* [Work instructions]
Which lines contain the string "icon"? Please list every one of them.

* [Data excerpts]
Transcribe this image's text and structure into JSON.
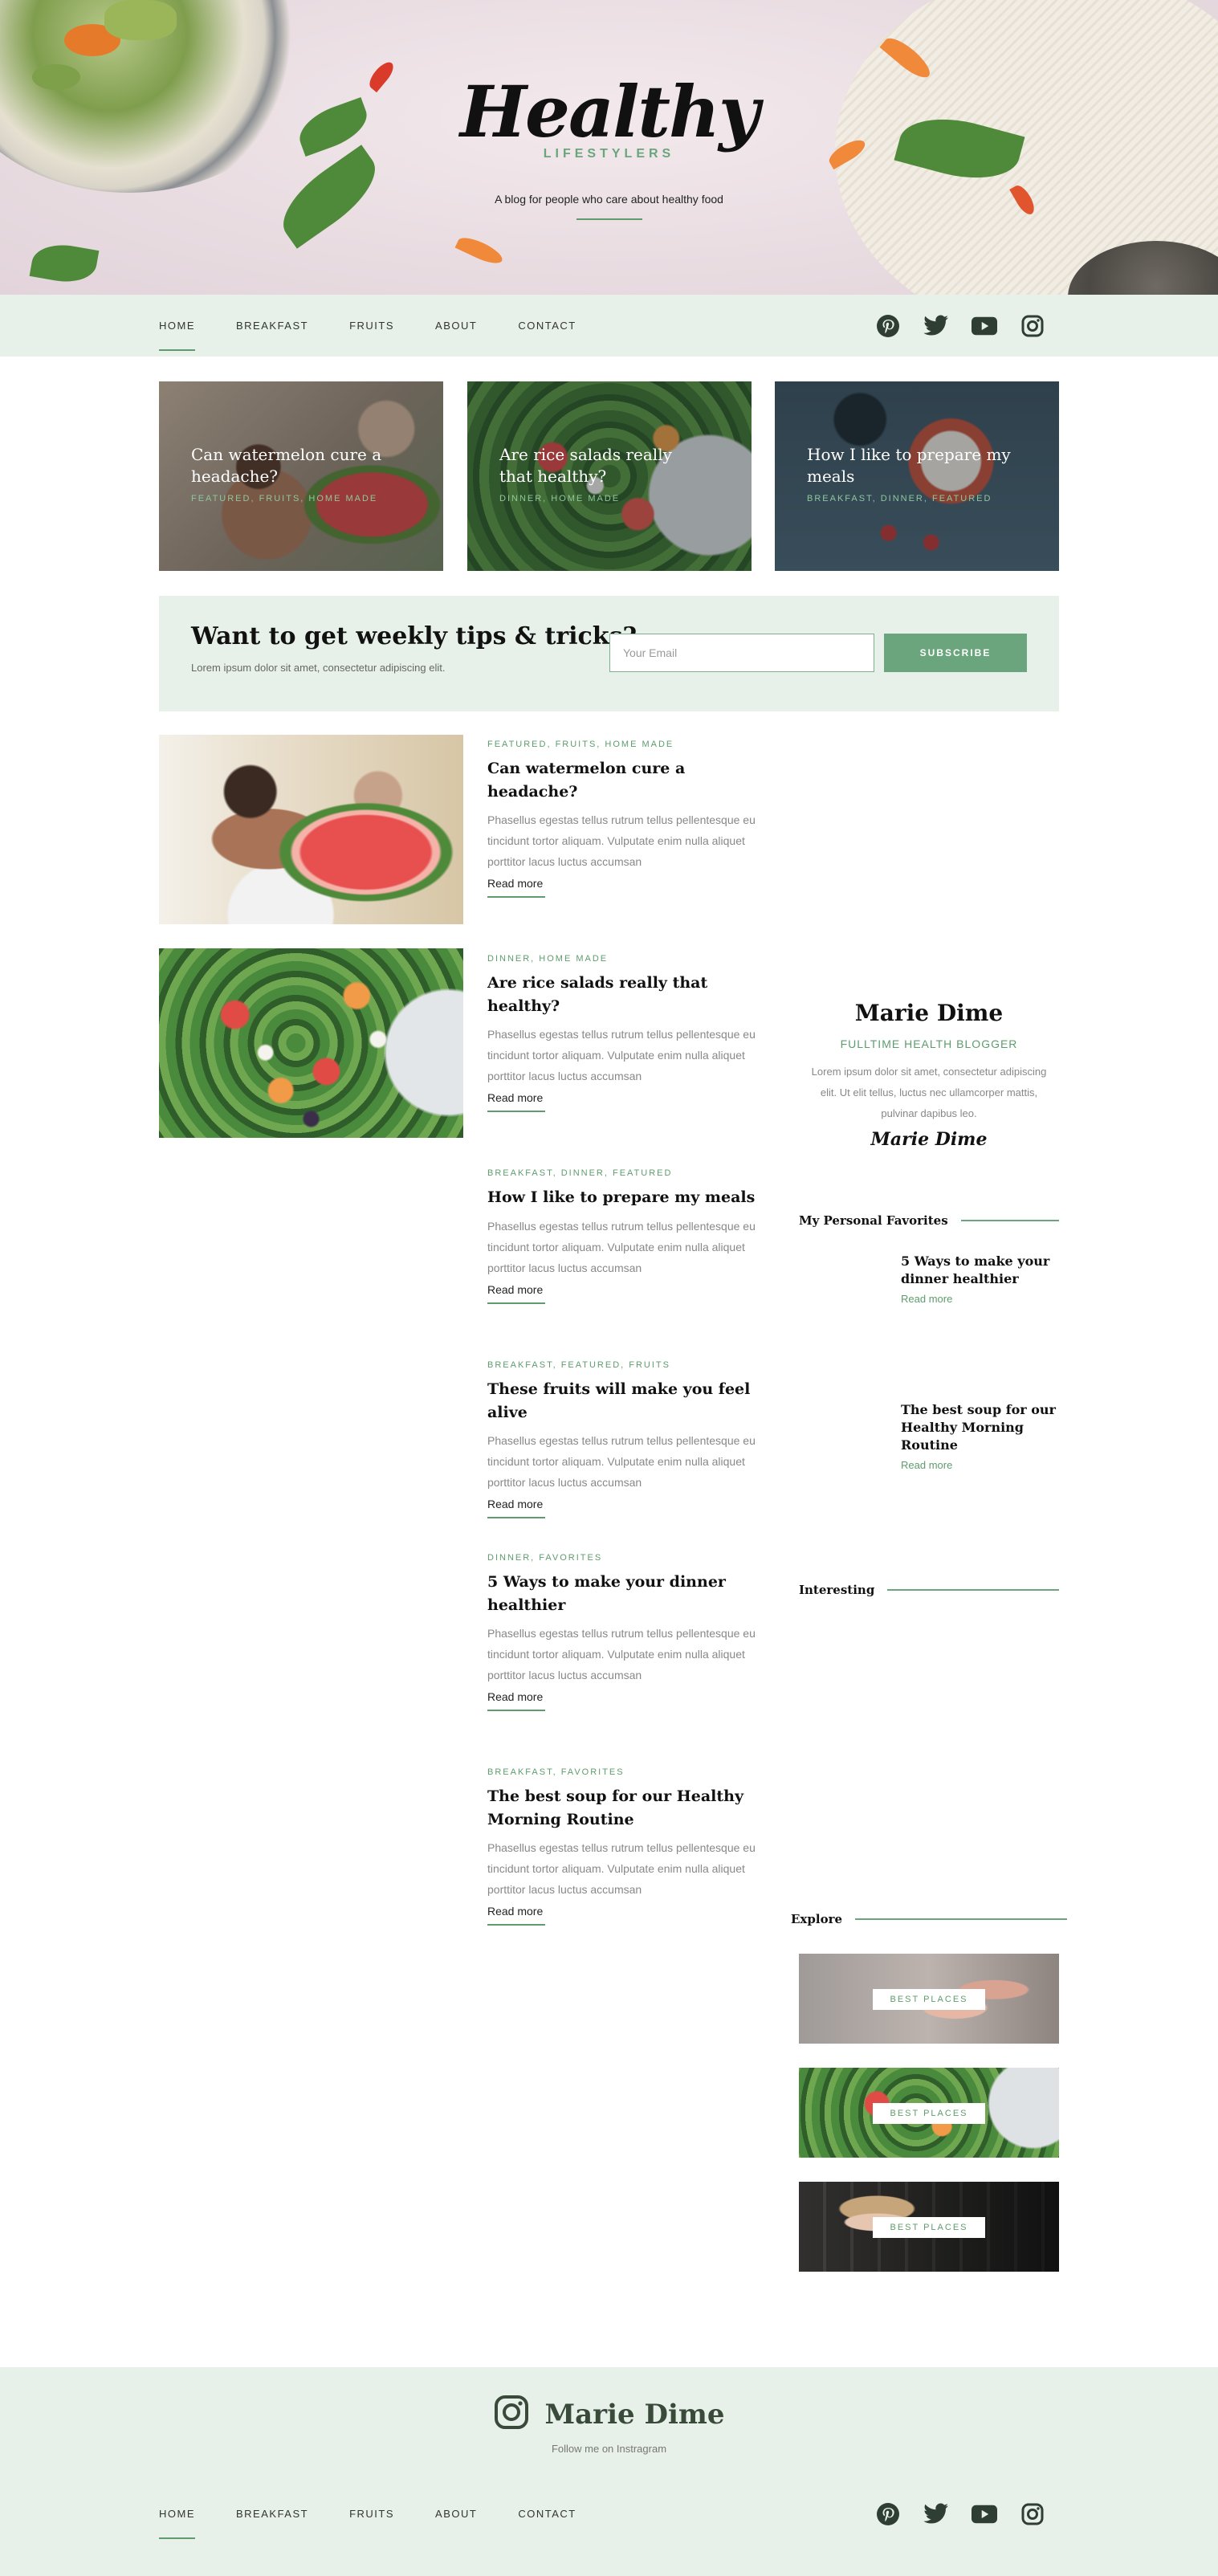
{
  "hero": {
    "logo_script": "Healthy",
    "logo_sub": "LIFESTYLERS",
    "tagline": "A blog for people who care about healthy food"
  },
  "nav": {
    "items": [
      {
        "label": "HOME",
        "active": true
      },
      {
        "label": "BREAKFAST",
        "active": false
      },
      {
        "label": "FRUITS",
        "active": false
      },
      {
        "label": "ABOUT",
        "active": false
      },
      {
        "label": "CONTACT",
        "active": false
      }
    ],
    "social": [
      "pinterest-icon",
      "twitter-icon",
      "youtube-icon",
      "instagram-icon"
    ]
  },
  "featured": [
    {
      "title": "Can watermelon cure a headache?",
      "cats": "FEATURED, FRUITS, HOME MADE"
    },
    {
      "title": "Are rice salads really that healthy?",
      "cats": "DINNER, HOME MADE"
    },
    {
      "title": "How I like to prepare my meals",
      "cats": "BREAKFAST, DINNER, FEATURED"
    }
  ],
  "newsletter": {
    "title": "Want to get weekly tips & tricks?",
    "text": "Lorem ipsum dolor sit amet, consectetur adipiscing elit.",
    "placeholder": "Your Email",
    "button": "SUBSCRIBE"
  },
  "posts": [
    {
      "cats": "FEATURED, FRUITS, HOME MADE",
      "title": "Can watermelon cure a headache?",
      "excerpt": "Phasellus egestas tellus rutrum tellus pellentesque eu tincidunt tortor aliquam. Vulputate enim nulla aliquet porttitor lacus luctus accumsan",
      "readmore": "Read more"
    },
    {
      "cats": "DINNER, HOME MADE",
      "title": "Are rice salads really that healthy?",
      "excerpt": "Phasellus egestas tellus rutrum tellus pellentesque eu tincidunt tortor aliquam. Vulputate enim nulla aliquet porttitor lacus luctus accumsan",
      "readmore": "Read more"
    },
    {
      "cats": "BREAKFAST, DINNER, FEATURED",
      "title": "How I like to prepare my meals",
      "excerpt": "Phasellus egestas tellus rutrum tellus pellentesque eu tincidunt tortor aliquam. Vulputate enim nulla aliquet porttitor lacus luctus accumsan",
      "readmore": "Read more"
    },
    {
      "cats": "BREAKFAST, FEATURED, FRUITS",
      "title": "These fruits will make you feel alive",
      "excerpt": "Phasellus egestas tellus rutrum tellus pellentesque eu tincidunt tortor aliquam. Vulputate enim nulla aliquet porttitor lacus luctus accumsan",
      "readmore": "Read more"
    },
    {
      "cats": "DINNER, FAVORITES",
      "title": "5 Ways to make your dinner healthier",
      "excerpt": "Phasellus egestas tellus rutrum tellus pellentesque eu tincidunt tortor aliquam. Vulputate enim nulla aliquet porttitor lacus luctus accumsan",
      "readmore": "Read more"
    },
    {
      "cats": "BREAKFAST, FAVORITES",
      "title": "The best soup for our Healthy Morning Routine",
      "excerpt": "Phasellus egestas tellus rutrum tellus pellentesque eu tincidunt tortor aliquam. Vulputate enim nulla aliquet porttitor lacus luctus accumsan",
      "readmore": "Read more"
    }
  ],
  "sidebar": {
    "author": {
      "name": "Marie Dime",
      "role": "FULLTIME HEALTH BLOGGER",
      "bio": "Lorem ipsum dolor sit amet, consectetur adipiscing elit. Ut elit tellus, luctus nec ullamcorper mattis, pulvinar dapibus leo.",
      "signature": "Marie Dime"
    },
    "favorites_heading": "My Personal Favorites",
    "favorites": [
      {
        "title": "5 Ways to make your dinner healthier",
        "readmore": "Read more"
      },
      {
        "title": "The best soup for our Healthy Morning Routine",
        "readmore": "Read more"
      }
    ],
    "interesting_heading": "Interesting",
    "explore_heading": "Explore",
    "explore": [
      {
        "label": "BEST PLACES"
      },
      {
        "label": "BEST PLACES"
      },
      {
        "label": "BEST PLACES"
      }
    ]
  },
  "footer": {
    "name": "Marie Dime",
    "follow": "Follow me on Instragram"
  },
  "colors": {
    "accent": "#5e9c6d",
    "mint_bg": "#e8f1e9",
    "icon": "#2f3e33"
  }
}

* [Right answer]
      "pinterest-icon",
      "twitter-icon",
      "youtube-icon",
      "instagram-icon"
    "icon": "#2f3e33"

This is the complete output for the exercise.